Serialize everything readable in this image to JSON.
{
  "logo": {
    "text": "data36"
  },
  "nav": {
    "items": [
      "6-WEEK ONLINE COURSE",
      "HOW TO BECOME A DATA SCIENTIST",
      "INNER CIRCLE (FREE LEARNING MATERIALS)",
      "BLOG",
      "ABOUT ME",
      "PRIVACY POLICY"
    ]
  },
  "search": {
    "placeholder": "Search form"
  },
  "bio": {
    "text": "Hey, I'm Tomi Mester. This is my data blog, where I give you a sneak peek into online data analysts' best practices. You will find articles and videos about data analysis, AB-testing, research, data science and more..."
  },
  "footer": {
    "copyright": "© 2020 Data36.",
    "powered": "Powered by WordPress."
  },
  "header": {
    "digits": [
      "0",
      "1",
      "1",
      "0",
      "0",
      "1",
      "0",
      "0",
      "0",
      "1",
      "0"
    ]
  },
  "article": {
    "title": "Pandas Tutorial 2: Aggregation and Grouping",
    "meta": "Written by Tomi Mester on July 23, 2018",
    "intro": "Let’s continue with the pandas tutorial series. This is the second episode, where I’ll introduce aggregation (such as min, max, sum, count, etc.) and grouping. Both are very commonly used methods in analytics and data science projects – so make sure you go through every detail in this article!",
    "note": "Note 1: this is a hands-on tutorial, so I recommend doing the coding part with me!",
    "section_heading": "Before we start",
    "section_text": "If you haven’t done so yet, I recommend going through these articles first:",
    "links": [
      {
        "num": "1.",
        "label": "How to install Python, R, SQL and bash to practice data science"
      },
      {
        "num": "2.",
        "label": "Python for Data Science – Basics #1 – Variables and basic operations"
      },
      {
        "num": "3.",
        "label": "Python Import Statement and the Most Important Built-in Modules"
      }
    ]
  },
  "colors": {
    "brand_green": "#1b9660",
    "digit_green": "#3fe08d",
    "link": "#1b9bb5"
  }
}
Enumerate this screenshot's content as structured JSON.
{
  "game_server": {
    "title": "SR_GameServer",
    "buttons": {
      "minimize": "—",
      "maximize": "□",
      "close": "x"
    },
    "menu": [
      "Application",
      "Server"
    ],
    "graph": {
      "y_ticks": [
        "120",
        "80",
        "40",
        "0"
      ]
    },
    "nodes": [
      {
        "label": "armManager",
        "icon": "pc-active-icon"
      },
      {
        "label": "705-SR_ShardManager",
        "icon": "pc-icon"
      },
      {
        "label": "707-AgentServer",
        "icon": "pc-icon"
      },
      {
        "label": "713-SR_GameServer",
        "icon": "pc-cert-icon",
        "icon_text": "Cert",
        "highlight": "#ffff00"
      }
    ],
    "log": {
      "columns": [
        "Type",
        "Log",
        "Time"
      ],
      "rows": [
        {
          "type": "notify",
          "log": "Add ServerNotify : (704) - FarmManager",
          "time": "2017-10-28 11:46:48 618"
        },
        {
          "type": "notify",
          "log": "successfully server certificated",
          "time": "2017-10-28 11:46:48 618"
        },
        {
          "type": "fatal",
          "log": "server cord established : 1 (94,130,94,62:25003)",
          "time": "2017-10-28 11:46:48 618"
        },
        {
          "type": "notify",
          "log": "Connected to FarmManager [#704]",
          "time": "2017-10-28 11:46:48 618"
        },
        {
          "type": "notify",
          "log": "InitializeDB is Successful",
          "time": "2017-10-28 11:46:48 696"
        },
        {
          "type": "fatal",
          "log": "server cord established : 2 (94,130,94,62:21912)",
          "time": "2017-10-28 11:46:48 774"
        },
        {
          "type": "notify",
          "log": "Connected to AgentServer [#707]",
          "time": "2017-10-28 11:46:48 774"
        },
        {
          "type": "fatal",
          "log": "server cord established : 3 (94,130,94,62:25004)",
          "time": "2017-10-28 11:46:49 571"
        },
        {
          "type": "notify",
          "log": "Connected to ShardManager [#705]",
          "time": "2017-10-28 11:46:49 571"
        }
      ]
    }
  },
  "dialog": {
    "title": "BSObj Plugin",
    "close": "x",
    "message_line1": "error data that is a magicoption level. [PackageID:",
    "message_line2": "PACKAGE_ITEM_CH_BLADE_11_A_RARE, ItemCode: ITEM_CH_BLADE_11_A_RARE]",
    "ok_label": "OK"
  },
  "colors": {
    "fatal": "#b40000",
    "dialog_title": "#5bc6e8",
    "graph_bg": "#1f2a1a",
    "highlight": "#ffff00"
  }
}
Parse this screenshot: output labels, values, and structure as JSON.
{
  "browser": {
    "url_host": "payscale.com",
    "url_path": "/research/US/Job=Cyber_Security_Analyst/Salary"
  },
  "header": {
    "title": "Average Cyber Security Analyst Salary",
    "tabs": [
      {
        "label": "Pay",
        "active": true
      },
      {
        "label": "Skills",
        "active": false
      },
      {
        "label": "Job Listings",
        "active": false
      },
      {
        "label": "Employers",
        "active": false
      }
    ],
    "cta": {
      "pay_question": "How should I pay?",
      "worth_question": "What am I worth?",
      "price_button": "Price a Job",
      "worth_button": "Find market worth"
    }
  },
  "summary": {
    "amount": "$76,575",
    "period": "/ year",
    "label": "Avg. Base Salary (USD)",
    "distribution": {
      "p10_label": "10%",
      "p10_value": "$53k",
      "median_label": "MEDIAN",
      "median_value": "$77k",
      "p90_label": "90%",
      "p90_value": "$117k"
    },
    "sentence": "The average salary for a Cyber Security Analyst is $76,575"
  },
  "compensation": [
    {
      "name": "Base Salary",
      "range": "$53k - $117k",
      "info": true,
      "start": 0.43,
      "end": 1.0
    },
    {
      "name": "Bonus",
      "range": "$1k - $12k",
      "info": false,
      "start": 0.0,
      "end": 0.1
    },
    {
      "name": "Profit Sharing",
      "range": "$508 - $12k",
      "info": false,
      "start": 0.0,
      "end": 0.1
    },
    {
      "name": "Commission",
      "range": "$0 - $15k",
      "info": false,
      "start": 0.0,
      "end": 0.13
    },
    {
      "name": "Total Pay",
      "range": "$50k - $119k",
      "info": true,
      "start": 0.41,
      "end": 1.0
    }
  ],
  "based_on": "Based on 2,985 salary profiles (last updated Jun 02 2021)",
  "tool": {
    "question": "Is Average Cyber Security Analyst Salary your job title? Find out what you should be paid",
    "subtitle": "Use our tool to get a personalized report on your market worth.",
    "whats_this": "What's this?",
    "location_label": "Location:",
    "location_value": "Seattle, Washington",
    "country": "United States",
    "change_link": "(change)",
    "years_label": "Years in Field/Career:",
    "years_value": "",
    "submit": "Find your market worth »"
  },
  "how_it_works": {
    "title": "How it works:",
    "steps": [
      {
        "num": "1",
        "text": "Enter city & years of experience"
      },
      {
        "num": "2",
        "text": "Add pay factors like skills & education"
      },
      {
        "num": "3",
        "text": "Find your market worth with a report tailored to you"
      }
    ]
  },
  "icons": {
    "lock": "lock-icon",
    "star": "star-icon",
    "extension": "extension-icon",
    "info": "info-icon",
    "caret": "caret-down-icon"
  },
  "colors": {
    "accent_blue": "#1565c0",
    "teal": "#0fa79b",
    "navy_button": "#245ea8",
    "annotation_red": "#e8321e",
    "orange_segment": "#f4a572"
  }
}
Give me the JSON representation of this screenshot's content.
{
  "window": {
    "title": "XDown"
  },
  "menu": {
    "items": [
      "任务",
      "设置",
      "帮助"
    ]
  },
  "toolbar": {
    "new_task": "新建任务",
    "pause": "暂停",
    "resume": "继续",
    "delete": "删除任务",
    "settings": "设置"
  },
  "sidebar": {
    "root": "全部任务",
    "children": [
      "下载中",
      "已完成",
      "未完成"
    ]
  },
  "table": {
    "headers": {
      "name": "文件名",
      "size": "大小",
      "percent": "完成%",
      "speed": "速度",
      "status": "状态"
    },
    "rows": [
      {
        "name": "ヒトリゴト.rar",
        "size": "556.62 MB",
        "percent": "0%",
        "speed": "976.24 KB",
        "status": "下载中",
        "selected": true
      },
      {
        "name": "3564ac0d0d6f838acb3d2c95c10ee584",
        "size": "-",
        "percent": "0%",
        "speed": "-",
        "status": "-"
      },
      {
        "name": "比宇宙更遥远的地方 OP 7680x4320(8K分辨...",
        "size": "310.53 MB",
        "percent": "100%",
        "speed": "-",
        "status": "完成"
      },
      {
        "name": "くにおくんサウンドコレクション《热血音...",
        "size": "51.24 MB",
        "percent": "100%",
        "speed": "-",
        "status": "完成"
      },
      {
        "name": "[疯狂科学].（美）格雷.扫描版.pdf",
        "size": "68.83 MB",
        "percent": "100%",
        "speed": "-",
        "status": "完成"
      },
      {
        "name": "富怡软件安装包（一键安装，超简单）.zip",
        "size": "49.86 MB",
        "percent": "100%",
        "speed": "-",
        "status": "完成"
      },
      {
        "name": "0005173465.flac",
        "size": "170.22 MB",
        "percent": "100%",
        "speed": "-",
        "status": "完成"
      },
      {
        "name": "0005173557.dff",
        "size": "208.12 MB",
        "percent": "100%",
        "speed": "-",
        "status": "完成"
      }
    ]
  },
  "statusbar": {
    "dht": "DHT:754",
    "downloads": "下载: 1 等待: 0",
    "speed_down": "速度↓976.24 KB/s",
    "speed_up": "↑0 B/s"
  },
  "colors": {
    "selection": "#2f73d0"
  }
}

REQUIREMENTS: Pull out all lines containing "your".

SOLUTION FOR THIS TASK:
    "question": "Is Average Cyber Security Analyst Salary your job title? Find out what you should be paid",
    "subtitle": "Use our tool to get a personalized report on your market worth.",
    "submit": "Find your market worth »"
        "text": "Find your market worth with a report tailored to you"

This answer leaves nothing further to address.